→ **Material for this task**
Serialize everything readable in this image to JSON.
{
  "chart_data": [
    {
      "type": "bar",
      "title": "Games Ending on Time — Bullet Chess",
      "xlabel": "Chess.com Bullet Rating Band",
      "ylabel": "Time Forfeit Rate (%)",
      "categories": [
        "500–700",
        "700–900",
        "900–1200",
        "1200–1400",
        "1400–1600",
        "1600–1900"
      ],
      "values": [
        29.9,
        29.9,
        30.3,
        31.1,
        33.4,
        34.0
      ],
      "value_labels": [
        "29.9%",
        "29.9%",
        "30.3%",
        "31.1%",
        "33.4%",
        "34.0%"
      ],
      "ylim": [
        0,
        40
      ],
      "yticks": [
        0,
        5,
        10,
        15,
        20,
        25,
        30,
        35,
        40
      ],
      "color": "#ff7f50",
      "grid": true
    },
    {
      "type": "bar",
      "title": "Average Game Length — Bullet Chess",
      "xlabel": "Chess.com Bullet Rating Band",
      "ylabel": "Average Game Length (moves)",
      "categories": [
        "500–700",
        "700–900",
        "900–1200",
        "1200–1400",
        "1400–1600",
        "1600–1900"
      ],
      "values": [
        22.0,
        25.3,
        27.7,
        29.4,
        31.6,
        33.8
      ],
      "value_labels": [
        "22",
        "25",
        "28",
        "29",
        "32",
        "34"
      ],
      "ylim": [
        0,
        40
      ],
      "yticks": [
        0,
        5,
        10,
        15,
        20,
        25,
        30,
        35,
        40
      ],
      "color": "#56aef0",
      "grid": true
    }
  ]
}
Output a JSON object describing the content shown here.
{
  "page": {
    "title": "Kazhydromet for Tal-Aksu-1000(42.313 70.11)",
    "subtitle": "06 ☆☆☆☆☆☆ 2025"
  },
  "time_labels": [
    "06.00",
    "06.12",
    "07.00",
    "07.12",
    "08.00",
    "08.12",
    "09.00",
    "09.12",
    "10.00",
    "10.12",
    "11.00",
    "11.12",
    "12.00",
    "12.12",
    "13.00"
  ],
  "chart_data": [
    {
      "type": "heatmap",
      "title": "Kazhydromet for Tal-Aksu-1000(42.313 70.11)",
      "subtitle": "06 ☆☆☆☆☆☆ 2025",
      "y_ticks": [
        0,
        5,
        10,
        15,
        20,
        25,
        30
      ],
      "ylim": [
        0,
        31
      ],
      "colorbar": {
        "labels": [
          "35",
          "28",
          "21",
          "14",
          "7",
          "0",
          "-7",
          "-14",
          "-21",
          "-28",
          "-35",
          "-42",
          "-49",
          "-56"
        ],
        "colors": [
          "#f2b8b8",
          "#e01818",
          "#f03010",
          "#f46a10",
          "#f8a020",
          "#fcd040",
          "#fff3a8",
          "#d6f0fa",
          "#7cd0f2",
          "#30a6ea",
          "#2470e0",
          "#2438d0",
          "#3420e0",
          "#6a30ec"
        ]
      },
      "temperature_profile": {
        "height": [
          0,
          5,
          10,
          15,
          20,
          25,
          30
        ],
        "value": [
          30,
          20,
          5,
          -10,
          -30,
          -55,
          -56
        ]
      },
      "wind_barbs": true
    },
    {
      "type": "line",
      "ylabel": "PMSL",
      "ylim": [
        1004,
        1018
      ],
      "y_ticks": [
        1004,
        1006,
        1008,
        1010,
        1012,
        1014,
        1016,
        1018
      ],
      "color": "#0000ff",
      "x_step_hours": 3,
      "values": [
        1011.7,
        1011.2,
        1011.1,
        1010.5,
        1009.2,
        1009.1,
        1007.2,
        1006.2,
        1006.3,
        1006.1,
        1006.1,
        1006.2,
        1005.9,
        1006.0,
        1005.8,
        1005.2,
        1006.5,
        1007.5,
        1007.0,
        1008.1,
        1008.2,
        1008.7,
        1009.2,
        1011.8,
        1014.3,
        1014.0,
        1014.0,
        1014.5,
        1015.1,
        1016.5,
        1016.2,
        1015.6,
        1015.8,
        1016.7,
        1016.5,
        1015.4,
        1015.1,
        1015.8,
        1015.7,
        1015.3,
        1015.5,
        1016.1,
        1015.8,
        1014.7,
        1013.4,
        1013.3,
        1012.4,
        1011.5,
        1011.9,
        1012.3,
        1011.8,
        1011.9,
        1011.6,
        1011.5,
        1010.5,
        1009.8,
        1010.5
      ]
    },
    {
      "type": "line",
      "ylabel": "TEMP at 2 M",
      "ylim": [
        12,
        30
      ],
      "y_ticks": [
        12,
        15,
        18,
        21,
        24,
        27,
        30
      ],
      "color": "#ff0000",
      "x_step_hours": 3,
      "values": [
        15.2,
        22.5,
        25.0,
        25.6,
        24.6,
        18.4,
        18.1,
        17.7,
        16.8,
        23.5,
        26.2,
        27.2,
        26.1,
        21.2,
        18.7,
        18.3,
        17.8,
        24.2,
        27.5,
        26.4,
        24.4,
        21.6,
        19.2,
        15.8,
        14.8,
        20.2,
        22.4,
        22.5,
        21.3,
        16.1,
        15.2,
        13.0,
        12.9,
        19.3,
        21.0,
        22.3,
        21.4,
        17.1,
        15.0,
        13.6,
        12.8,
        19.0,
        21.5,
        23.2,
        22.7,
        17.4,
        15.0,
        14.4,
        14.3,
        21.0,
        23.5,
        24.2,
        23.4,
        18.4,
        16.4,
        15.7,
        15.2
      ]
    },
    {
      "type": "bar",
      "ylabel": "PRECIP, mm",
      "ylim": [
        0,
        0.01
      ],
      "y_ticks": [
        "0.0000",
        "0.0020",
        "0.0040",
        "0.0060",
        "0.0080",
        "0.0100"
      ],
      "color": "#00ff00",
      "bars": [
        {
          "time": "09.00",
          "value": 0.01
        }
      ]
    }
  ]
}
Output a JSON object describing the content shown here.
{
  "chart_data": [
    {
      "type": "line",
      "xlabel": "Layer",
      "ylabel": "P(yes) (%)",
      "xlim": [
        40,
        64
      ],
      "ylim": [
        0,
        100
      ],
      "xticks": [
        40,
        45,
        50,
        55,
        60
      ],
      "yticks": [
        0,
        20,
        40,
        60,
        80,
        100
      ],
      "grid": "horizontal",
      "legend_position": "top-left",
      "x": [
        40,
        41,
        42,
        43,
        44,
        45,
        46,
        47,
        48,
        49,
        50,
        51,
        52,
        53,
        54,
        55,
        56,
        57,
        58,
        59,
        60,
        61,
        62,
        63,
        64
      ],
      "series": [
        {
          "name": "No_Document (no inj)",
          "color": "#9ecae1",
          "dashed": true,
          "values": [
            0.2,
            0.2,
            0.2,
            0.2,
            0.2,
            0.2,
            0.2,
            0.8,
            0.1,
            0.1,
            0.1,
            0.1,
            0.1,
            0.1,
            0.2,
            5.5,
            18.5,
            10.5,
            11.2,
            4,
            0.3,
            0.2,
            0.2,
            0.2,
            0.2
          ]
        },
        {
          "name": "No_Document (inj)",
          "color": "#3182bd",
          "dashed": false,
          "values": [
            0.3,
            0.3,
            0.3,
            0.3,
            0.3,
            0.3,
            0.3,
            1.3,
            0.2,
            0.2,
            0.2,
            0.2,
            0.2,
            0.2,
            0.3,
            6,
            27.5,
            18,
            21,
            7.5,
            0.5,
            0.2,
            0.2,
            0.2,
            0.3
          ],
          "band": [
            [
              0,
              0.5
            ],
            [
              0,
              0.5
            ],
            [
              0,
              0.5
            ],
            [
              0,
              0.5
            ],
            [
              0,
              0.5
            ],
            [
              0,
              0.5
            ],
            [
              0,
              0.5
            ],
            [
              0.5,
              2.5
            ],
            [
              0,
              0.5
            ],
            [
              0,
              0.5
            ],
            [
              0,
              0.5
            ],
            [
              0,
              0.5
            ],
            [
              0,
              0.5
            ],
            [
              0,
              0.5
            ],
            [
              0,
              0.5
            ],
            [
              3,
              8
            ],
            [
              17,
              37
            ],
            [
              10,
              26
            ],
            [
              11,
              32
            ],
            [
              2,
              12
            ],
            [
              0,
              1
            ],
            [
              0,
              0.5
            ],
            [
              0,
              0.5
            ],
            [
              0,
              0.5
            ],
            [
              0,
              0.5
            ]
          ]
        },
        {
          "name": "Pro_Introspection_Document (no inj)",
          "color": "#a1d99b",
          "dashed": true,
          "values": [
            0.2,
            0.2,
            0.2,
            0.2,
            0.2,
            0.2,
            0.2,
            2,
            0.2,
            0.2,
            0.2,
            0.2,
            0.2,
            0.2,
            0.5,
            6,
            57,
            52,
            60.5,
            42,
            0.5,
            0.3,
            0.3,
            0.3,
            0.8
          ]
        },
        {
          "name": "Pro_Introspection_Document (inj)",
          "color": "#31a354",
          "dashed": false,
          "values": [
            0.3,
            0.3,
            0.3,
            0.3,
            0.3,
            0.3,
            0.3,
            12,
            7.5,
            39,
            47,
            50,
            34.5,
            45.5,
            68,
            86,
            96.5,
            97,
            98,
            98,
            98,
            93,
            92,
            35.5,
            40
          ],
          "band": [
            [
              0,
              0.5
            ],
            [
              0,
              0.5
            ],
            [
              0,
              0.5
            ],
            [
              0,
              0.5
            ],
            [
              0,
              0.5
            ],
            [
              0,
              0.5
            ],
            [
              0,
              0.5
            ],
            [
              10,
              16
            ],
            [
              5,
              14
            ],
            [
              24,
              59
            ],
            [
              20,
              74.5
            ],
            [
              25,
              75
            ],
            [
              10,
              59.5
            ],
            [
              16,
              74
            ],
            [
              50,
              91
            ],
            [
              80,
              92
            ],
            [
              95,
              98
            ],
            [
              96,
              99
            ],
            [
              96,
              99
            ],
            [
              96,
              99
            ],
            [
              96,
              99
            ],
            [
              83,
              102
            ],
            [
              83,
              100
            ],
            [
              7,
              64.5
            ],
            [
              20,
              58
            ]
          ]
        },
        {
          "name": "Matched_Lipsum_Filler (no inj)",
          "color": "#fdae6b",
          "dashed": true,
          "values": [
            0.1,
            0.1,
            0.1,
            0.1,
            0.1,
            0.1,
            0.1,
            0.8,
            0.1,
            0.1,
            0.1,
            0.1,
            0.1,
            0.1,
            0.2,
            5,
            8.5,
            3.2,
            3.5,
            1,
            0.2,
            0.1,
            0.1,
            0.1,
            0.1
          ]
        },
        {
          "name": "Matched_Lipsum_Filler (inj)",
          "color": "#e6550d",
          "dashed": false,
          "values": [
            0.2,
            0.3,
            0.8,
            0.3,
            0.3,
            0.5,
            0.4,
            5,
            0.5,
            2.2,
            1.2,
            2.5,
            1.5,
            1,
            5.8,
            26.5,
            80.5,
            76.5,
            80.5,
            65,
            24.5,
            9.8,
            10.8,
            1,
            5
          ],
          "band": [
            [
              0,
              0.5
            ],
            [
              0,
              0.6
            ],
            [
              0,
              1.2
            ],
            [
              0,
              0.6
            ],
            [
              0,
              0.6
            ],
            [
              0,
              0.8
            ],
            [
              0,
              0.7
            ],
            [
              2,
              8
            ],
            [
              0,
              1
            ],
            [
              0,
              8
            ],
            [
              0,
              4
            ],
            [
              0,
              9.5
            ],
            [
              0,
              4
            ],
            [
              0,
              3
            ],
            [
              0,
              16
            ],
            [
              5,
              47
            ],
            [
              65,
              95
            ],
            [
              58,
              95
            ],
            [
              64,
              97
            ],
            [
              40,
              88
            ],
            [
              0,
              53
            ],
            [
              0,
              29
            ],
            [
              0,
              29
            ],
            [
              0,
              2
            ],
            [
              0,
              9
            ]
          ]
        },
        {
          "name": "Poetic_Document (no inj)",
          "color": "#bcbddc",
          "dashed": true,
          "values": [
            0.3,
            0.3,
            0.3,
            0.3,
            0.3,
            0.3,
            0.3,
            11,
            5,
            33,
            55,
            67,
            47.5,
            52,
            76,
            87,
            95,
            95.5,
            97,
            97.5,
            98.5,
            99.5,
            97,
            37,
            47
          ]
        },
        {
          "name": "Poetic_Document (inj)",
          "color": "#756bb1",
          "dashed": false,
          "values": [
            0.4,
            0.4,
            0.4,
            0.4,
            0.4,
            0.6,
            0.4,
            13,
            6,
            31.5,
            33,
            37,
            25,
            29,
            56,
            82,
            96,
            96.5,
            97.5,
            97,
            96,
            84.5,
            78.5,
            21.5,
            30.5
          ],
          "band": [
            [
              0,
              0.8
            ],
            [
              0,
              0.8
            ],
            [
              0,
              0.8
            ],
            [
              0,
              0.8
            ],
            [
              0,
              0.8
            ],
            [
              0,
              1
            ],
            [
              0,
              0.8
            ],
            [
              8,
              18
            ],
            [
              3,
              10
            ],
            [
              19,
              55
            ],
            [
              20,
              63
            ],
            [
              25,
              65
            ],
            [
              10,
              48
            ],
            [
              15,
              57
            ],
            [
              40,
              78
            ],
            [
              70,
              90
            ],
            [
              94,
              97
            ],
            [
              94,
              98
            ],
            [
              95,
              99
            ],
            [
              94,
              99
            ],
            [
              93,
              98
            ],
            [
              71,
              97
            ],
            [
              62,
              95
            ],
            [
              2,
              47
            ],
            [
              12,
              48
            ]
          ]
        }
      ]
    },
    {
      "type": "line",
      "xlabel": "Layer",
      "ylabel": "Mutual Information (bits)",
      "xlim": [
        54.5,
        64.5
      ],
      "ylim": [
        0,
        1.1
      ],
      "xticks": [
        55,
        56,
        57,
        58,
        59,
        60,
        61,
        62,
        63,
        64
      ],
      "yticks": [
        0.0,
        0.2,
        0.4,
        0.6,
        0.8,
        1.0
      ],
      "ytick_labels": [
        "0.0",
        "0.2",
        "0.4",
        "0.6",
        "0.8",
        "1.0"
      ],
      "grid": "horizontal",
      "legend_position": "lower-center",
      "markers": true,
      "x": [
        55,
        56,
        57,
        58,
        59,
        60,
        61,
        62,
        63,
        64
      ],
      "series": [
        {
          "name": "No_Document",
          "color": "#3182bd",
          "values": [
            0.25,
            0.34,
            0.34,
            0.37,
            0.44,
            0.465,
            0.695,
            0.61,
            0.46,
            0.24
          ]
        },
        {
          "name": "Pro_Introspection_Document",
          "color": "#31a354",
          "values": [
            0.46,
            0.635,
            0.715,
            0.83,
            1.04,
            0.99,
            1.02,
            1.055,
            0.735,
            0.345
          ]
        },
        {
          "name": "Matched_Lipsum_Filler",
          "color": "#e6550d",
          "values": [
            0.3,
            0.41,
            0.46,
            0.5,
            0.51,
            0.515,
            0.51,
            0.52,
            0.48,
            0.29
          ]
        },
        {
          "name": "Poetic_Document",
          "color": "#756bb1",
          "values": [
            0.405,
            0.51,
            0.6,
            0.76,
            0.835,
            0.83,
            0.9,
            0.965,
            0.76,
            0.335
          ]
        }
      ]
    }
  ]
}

→ **Direction**
Using the listing above, pull out all lines that hold the word "Aksu".

→ **The output**
    "title": "Kazhydromet for Tal-Aksu-1000(42.313 70.11)",
      "title": "Kazhydromet for Tal-Aksu-1000(42.313 70.11)",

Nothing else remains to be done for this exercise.